▶ Exercise input
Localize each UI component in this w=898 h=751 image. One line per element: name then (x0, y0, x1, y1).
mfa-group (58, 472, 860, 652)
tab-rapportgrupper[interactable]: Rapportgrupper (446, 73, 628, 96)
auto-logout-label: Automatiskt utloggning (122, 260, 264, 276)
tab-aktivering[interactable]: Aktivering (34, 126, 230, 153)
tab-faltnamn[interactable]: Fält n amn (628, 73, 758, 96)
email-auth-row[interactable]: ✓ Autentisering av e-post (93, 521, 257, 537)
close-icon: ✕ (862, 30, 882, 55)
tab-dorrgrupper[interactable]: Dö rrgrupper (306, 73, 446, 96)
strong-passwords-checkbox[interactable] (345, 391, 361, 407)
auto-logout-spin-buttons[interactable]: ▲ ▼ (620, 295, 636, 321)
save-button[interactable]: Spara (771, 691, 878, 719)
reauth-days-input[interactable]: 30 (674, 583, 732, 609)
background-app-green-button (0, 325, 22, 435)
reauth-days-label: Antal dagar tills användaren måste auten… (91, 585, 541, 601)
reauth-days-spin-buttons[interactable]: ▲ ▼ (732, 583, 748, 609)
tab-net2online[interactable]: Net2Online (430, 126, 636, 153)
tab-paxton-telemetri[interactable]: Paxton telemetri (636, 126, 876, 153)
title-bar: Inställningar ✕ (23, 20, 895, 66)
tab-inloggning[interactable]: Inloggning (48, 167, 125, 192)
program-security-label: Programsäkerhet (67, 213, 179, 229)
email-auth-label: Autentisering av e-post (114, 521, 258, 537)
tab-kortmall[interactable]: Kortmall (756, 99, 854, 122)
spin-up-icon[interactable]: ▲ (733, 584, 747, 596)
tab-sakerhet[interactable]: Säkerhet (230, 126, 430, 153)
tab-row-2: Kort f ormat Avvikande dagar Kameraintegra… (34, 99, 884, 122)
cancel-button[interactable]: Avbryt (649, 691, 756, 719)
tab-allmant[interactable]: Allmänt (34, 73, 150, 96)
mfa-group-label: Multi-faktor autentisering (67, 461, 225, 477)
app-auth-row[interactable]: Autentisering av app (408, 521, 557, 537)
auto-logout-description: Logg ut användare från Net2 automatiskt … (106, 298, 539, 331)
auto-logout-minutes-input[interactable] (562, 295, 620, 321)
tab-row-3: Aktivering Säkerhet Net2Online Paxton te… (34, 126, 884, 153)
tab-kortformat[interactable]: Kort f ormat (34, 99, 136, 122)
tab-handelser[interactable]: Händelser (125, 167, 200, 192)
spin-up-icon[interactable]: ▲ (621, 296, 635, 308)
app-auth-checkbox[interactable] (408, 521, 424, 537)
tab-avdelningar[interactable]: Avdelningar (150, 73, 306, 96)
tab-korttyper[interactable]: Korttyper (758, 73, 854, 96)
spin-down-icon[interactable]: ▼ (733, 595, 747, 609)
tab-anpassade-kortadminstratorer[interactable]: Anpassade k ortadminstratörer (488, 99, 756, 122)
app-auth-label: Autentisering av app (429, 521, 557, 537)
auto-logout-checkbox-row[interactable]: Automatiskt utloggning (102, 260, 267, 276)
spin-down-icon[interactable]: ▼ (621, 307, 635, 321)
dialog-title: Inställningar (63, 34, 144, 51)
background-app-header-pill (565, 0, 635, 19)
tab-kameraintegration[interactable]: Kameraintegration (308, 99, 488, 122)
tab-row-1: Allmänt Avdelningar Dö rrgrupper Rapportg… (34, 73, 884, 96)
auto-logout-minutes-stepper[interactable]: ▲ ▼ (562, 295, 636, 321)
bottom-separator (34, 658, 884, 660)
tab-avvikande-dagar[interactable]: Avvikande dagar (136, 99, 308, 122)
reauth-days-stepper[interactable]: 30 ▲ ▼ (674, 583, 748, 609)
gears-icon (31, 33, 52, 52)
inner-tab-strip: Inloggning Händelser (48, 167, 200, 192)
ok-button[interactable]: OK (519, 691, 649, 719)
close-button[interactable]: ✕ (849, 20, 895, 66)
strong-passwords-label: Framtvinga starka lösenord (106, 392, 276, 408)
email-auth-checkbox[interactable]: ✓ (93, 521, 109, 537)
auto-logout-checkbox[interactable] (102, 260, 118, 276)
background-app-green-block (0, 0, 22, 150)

▶ What needs to be done
Reproduce every item above word for word, keeping each one on its own line and in the same order.

▶ Solution to this problem
Localize each UI component in this w=898 h=751 image. One line per element: name then (x0, y0, x1, y1).
mfa-group (58, 472, 860, 652)
tab-rapportgrupper[interactable]: Rapportgrupper (446, 73, 628, 96)
auto-logout-label: Automatiskt utloggning (122, 260, 264, 276)
tab-aktivering[interactable]: Aktivering (34, 126, 230, 153)
tab-faltnamn[interactable]: Fält n amn (628, 73, 758, 96)
email-auth-row[interactable]: ✓ Autentisering av e-post (93, 521, 257, 537)
close-icon: ✕ (862, 30, 882, 55)
tab-dorrgrupper[interactable]: Dö rrgrupper (306, 73, 446, 96)
strong-passwords-checkbox[interactable] (345, 391, 361, 407)
auto-logout-spin-buttons[interactable]: ▲ ▼ (620, 295, 636, 321)
save-button[interactable]: Spara (771, 691, 878, 719)
reauth-days-input[interactable]: 30 (674, 583, 732, 609)
background-app-green-button (0, 325, 22, 435)
reauth-days-label: Antal dagar tills användaren måste auten… (91, 585, 541, 601)
reauth-days-spin-buttons[interactable]: ▲ ▼ (732, 583, 748, 609)
tab-net2online[interactable]: Net2Online (430, 126, 636, 153)
tab-paxton-telemetri[interactable]: Paxton telemetri (636, 126, 876, 153)
title-bar: Inställningar ✕ (23, 20, 895, 66)
tab-inloggning[interactable]: Inloggning (48, 167, 125, 192)
program-security-label: Programsäkerhet (67, 213, 179, 229)
email-auth-label: Autentisering av e-post (114, 521, 258, 537)
tab-kortmall[interactable]: Kortmall (756, 99, 854, 122)
spin-up-icon[interactable]: ▲ (733, 584, 747, 596)
tab-sakerhet[interactable]: Säkerhet (230, 126, 430, 153)
tab-row-2: Kort f ormat Avvikande dagar Kameraintegra… (34, 99, 884, 122)
cancel-button[interactable]: Avbryt (649, 691, 756, 719)
tab-allmant[interactable]: Allmänt (34, 73, 150, 96)
mfa-group-label: Multi-faktor autentisering (67, 461, 225, 477)
app-auth-row[interactable]: Autentisering av app (408, 521, 557, 537)
auto-logout-description: Logg ut användare från Net2 automatiskt … (106, 298, 539, 331)
auto-logout-minutes-input[interactable] (562, 295, 620, 321)
tab-row-3: Aktivering Säkerhet Net2Online Paxton te… (34, 126, 884, 153)
tab-kortformat[interactable]: Kort f ormat (34, 99, 136, 122)
tab-handelser[interactable]: Händelser (125, 167, 200, 192)
spin-up-icon[interactable]: ▲ (621, 296, 635, 308)
app-auth-checkbox[interactable] (408, 521, 424, 537)
tab-avdelningar[interactable]: Avdelningar (150, 73, 306, 96)
tab-korttyper[interactable]: Korttyper (758, 73, 854, 96)
spin-down-icon[interactable]: ▼ (733, 595, 747, 609)
tab-anpassade-kortadminstratorer[interactable]: Anpassade k ortadminstratörer (488, 99, 756, 122)
app-auth-label: Autentisering av app (429, 521, 557, 537)
auto-logout-checkbox-row[interactable]: Automatiskt utloggning (102, 260, 267, 276)
spin-down-icon[interactable]: ▼ (621, 307, 635, 321)
dialog-title: Inställningar (63, 34, 144, 51)
background-app-header-pill (565, 0, 635, 19)
tab-kameraintegration[interactable]: Kameraintegration (308, 99, 488, 122)
tab-row-1: Allmänt Avdelningar Dö rrgrupper Rapportg… (34, 73, 884, 96)
auto-logout-minutes-stepper[interactable]: ▲ ▼ (562, 295, 636, 321)
bottom-separator (34, 658, 884, 660)
tab-avvikande-dagar[interactable]: Avvikande dagar (136, 99, 308, 122)
reauth-days-stepper[interactable]: 30 ▲ ▼ (674, 583, 748, 609)
gears-icon (31, 33, 52, 52)
inner-tab-strip: Inloggning Händelser (48, 167, 200, 192)
ok-button[interactable]: OK (519, 691, 649, 719)
close-button[interactable]: ✕ (849, 20, 895, 66)
strong-passwords-label: Framtvinga starka lösenord (106, 392, 276, 408)
email-auth-checkbox[interactable]: ✓ (93, 521, 109, 537)
auto-logout-checkbox[interactable] (102, 260, 118, 276)
background-app-green-block (0, 0, 22, 150)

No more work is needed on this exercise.